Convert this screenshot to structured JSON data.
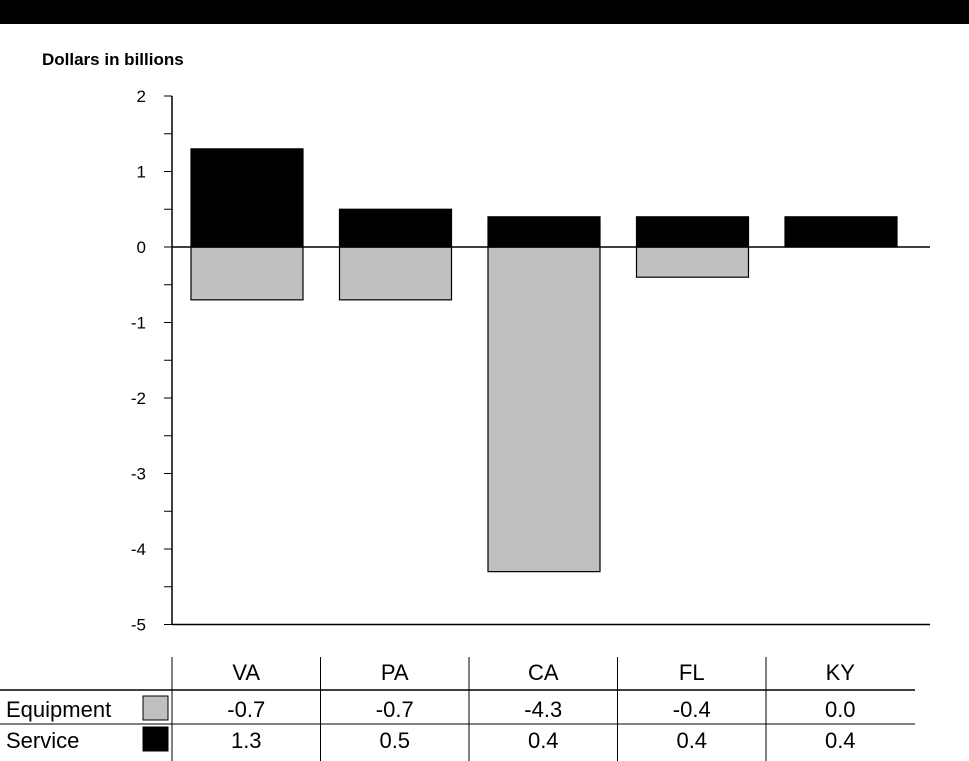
{
  "chart_data": {
    "type": "bar",
    "stacked": true,
    "ylabel": "Dollars in billions",
    "ylim": [
      -5,
      2
    ],
    "yticks": [
      2,
      1,
      0,
      -1,
      -2,
      -3,
      -4,
      -5
    ],
    "categories": [
      "VA",
      "PA",
      "CA",
      "FL",
      "KY"
    ],
    "series": [
      {
        "name": "Equipment",
        "values": [
          -0.7,
          -0.7,
          -4.3,
          -0.4,
          0.0
        ],
        "labels": [
          "-0.7",
          "-0.7",
          "-4.3",
          "-0.4",
          "0.0"
        ],
        "color": "#c0c0c0"
      },
      {
        "name": "Service",
        "values": [
          1.3,
          0.5,
          0.4,
          0.4,
          0.4
        ],
        "labels": [
          "1.3",
          "0.5",
          "0.4",
          "0.4",
          "0.4"
        ],
        "color": "#000000"
      }
    ],
    "grid": false,
    "legend": "data table below chart"
  }
}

_EXERCISE_. Print all entries exactly. The images do not belong in the copy.

_EXPECTED ANSWER_.
Convert this screenshot to structured JSON data.
{
  "chart_data": {
    "type": "bar",
    "stacked": true,
    "ylabel": "Dollars in billions",
    "ylim": [
      -5,
      2
    ],
    "yticks": [
      2,
      1,
      0,
      -1,
      -2,
      -3,
      -4,
      -5
    ],
    "categories": [
      "VA",
      "PA",
      "CA",
      "FL",
      "KY"
    ],
    "series": [
      {
        "name": "Equipment",
        "values": [
          -0.7,
          -0.7,
          -4.3,
          -0.4,
          0.0
        ],
        "labels": [
          "-0.7",
          "-0.7",
          "-4.3",
          "-0.4",
          "0.0"
        ],
        "color": "#c0c0c0"
      },
      {
        "name": "Service",
        "values": [
          1.3,
          0.5,
          0.4,
          0.4,
          0.4
        ],
        "labels": [
          "1.3",
          "0.5",
          "0.4",
          "0.4",
          "0.4"
        ],
        "color": "#000000"
      }
    ],
    "grid": false,
    "legend": "data table below chart"
  }
}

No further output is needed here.